» THE REQUEST:
Go through the records and show each line where the word "title" occurs.

(Entries from a visual dataset)
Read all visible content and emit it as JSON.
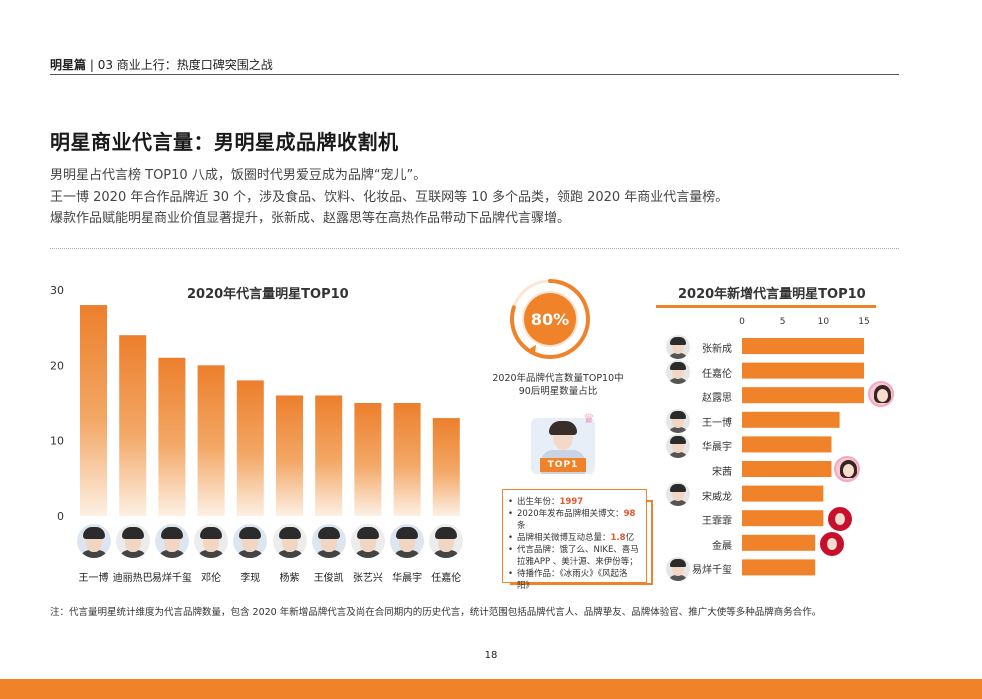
{
  "header": {
    "section": "明星篇",
    "breadcrumb": "| 03  商业上行：热度口碑突围之战"
  },
  "title": "明星商业代言量：男明星成品牌收割机",
  "intro": [
    "男明星占代言榜 TOP10 八成，饭圈时代男爱豆成为品牌“宠儿”。",
    "王一博 2020 年合作品牌近 30 个，涉及食品、饮料、化妆品、互联网等 10 多个品类，领跑 2020 年商业代言量榜。",
    "爆款作品赋能明星商业价值显著提升，张新成、赵露思等在高热作品带动下品牌代言骤增。"
  ],
  "colors": {
    "accent": "#f0822a",
    "highlight": "#e4572e"
  },
  "chart_data": [
    {
      "type": "bar",
      "title": "2020年代言量明星TOP10",
      "categories": [
        "王一博",
        "迪丽热巴",
        "易烊千玺",
        "邓伦",
        "李现",
        "杨紫",
        "王俊凯",
        "张艺兴",
        "华晨宇",
        "任嘉伦"
      ],
      "values": [
        28,
        24,
        21,
        20,
        18,
        16,
        16,
        15,
        15,
        13
      ],
      "ylim": [
        0,
        30
      ],
      "yticks": [
        "0",
        "10",
        "20",
        "30"
      ],
      "xlabel": "",
      "ylabel": "",
      "grid": false
    },
    {
      "type": "bar",
      "orientation": "horizontal",
      "title": "2020年新增代言量明星TOP10",
      "categories": [
        "张新成",
        "任嘉伦",
        "赵露思",
        "王一博",
        "华晨宇",
        "宋茜",
        "宋威龙",
        "王霏霏",
        "金晨",
        "易烊千玺"
      ],
      "values": [
        15,
        15,
        15,
        12,
        11,
        11,
        10,
        10,
        9,
        9
      ],
      "xlim": [
        0,
        15
      ],
      "xticks": [
        "0",
        "5",
        "10",
        "15"
      ],
      "grid": false
    }
  ],
  "ring": {
    "percent_label": "80%",
    "percent_value": 80,
    "caption": [
      "2020年品牌代言数量TOP10中",
      "90后明星数量占比"
    ]
  },
  "top1": {
    "badge": "TOP1",
    "info": {
      "birth_label": "出生年份：",
      "birth_value": "1997",
      "weibo_label": "2020年发布品牌相关博文：",
      "weibo_value": "98",
      "weibo_unit": "条",
      "interact_label": "品牌相关微博互动总量：",
      "interact_value": "1.8",
      "interact_unit": "亿",
      "brands_line1": "代言品牌：饿了么、NIKE、喜马",
      "brands_line2": "拉雅APP 、美汁源、来伊份等；",
      "works": "待播作品：《冰雨火》《风起洛阳》"
    }
  },
  "footnote": "注：代言量明星统计维度为代言品牌数量，包含 2020 年新增品牌代言及尚在合同期内的历史代言，统计范围包括品牌代言人、品牌挚友、品牌体验官、推广大使等多种品牌商务合作。",
  "page_number": "18"
}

» EXERCISE ANSWER:
  "title": "明星商业代言量：男明星成品牌收割机",
      "title": "2020年代言量明星TOP10",
      "title": "2020年新增代言量明星TOP10",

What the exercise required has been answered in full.